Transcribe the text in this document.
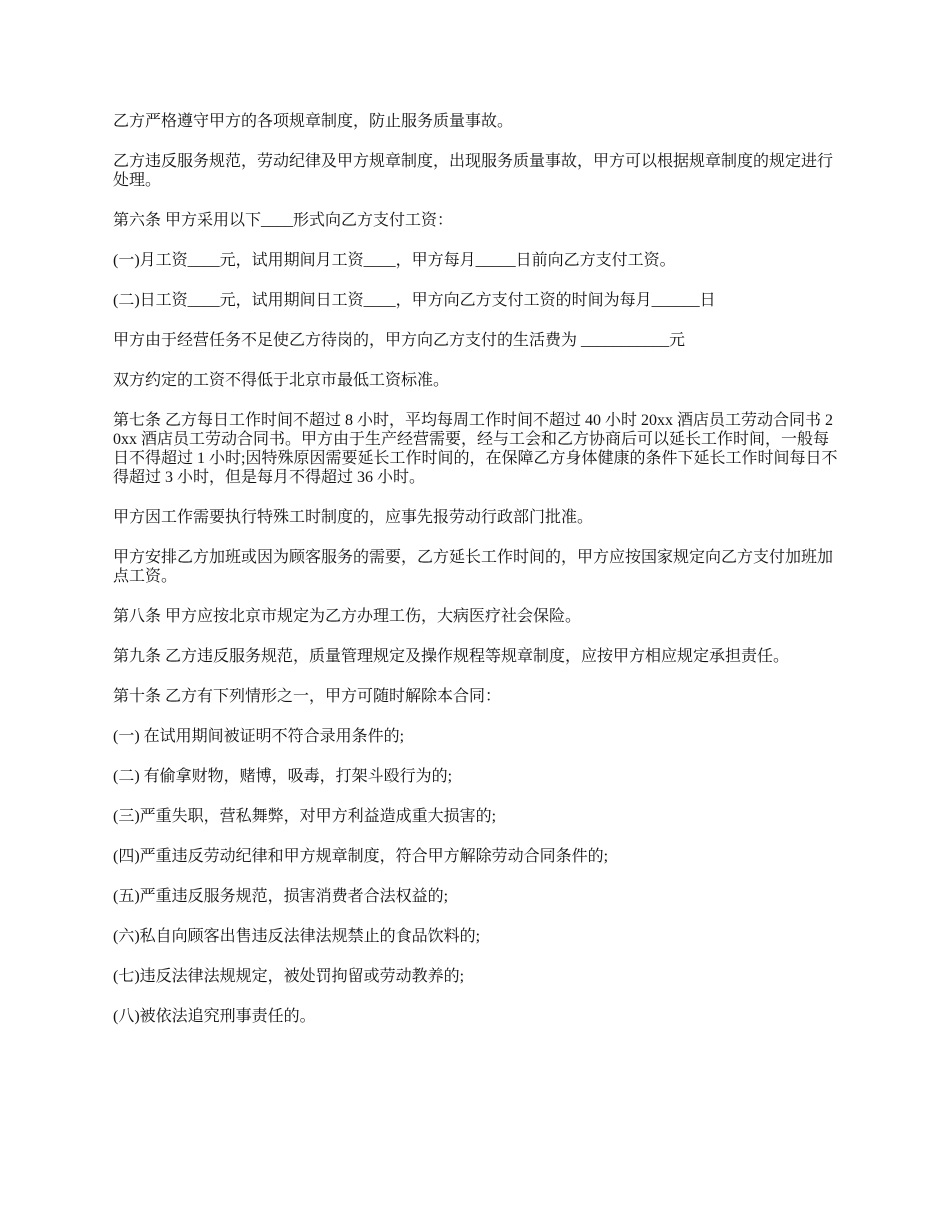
乙方严格遵守甲方的各项规章制度，防止服务质量事故。

乙方违反服务规范，劳动纪律及甲方规章制度，出现服务质量事故，甲方可以根据规章制度的规定进行处理。

第六条 甲方采用以下____形式向乙方支付工资：

(一)月工资____元，试用期间月工资____，甲方每月_____日前向乙方支付工资。

(二)日工资____元，试用期间日工资____，甲方向乙方支付工资的时间为每月______日

甲方由于经营任务不足使乙方待岗的，甲方向乙方支付的生活费为 ___________元

双方约定的工资不得低于北京市最低工资标准。

第七条 乙方每日工作时间不超过 8 小时，平均每周工作时间不超过 40 小时 20xx 酒店员工劳动合同书 20xx 酒店员工劳动合同书。甲方由于生产经营需要，经与工会和乙方协商后可以延长工作时间，一般每日不得超过 1 小时;因特殊原因需要延长工作时间的，在保障乙方身体健康的条件下延长工作时间每日不得超过 3 小时，但是每月不得超过 36 小时。

甲方因工作需要执行特殊工时制度的，应事先报劳动行政部门批准。

甲方安排乙方加班或因为顾客服务的需要，乙方延长工作时间的，甲方应按国家规定向乙方支付加班加点工资。

第八条 甲方应按北京市规定为乙方办理工伤，大病医疗社会保险。

第九条 乙方违反服务规范，质量管理规定及操作规程等规章制度，应按甲方相应规定承担责任。

第十条 乙方有下列情形之一，甲方可随时解除本合同：

(一) 在试用期间被证明不符合录用条件的;

(二) 有偷拿财物，赌博，吸毒，打架斗殴行为的;

(三)严重失职，营私舞弊，对甲方利益造成重大损害的;

(四)严重违反劳动纪律和甲方规章制度，符合甲方解除劳动合同条件的;

(五)严重违反服务规范，损害消费者合法权益的;

(六)私自向顾客出售违反法律法规禁止的食品饮料的;

(七)违反法律法规规定，被处罚拘留或劳动教养的;

(八)被依法追究刑事责任的。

+++

Output the records above exactly; leave out the pictures.

Transcribe the text in this document.
乙方严格遵守甲方的各项规章制度，防止服务质量事故。

乙方违反服务规范，劳动纪律及甲方规章制度，出现服务质量事故，甲方可以根据规章制度的规定进行处理。

第六条 甲方采用以下____形式向乙方支付工资：

(一)月工资____元，试用期间月工资____，甲方每月_____日前向乙方支付工资。

(二)日工资____元，试用期间日工资____，甲方向乙方支付工资的时间为每月______日

甲方由于经营任务不足使乙方待岗的，甲方向乙方支付的生活费为 ___________元

双方约定的工资不得低于北京市最低工资标准。

第七条 乙方每日工作时间不超过 8 小时，平均每周工作时间不超过 40 小时 20xx 酒店员工劳动合同书 20xx 酒店员工劳动合同书。甲方由于生产经营需要，经与工会和乙方协商后可以延长工作时间，一般每日不得超过 1 小时;因特殊原因需要延长工作时间的，在保障乙方身体健康的条件下延长工作时间每日不得超过 3 小时，但是每月不得超过 36 小时。

甲方因工作需要执行特殊工时制度的，应事先报劳动行政部门批准。

甲方安排乙方加班或因为顾客服务的需要，乙方延长工作时间的，甲方应按国家规定向乙方支付加班加点工资。

第八条 甲方应按北京市规定为乙方办理工伤，大病医疗社会保险。

第九条 乙方违反服务规范，质量管理规定及操作规程等规章制度，应按甲方相应规定承担责任。

第十条 乙方有下列情形之一，甲方可随时解除本合同：

(一) 在试用期间被证明不符合录用条件的;

(二) 有偷拿财物，赌博，吸毒，打架斗殴行为的;

(三)严重失职，营私舞弊，对甲方利益造成重大损害的;

(四)严重违反劳动纪律和甲方规章制度，符合甲方解除劳动合同条件的;

(五)严重违反服务规范，损害消费者合法权益的;

(六)私自向顾客出售违反法律法规禁止的食品饮料的;

(七)违反法律法规规定，被处罚拘留或劳动教养的;

(八)被依法追究刑事责任的。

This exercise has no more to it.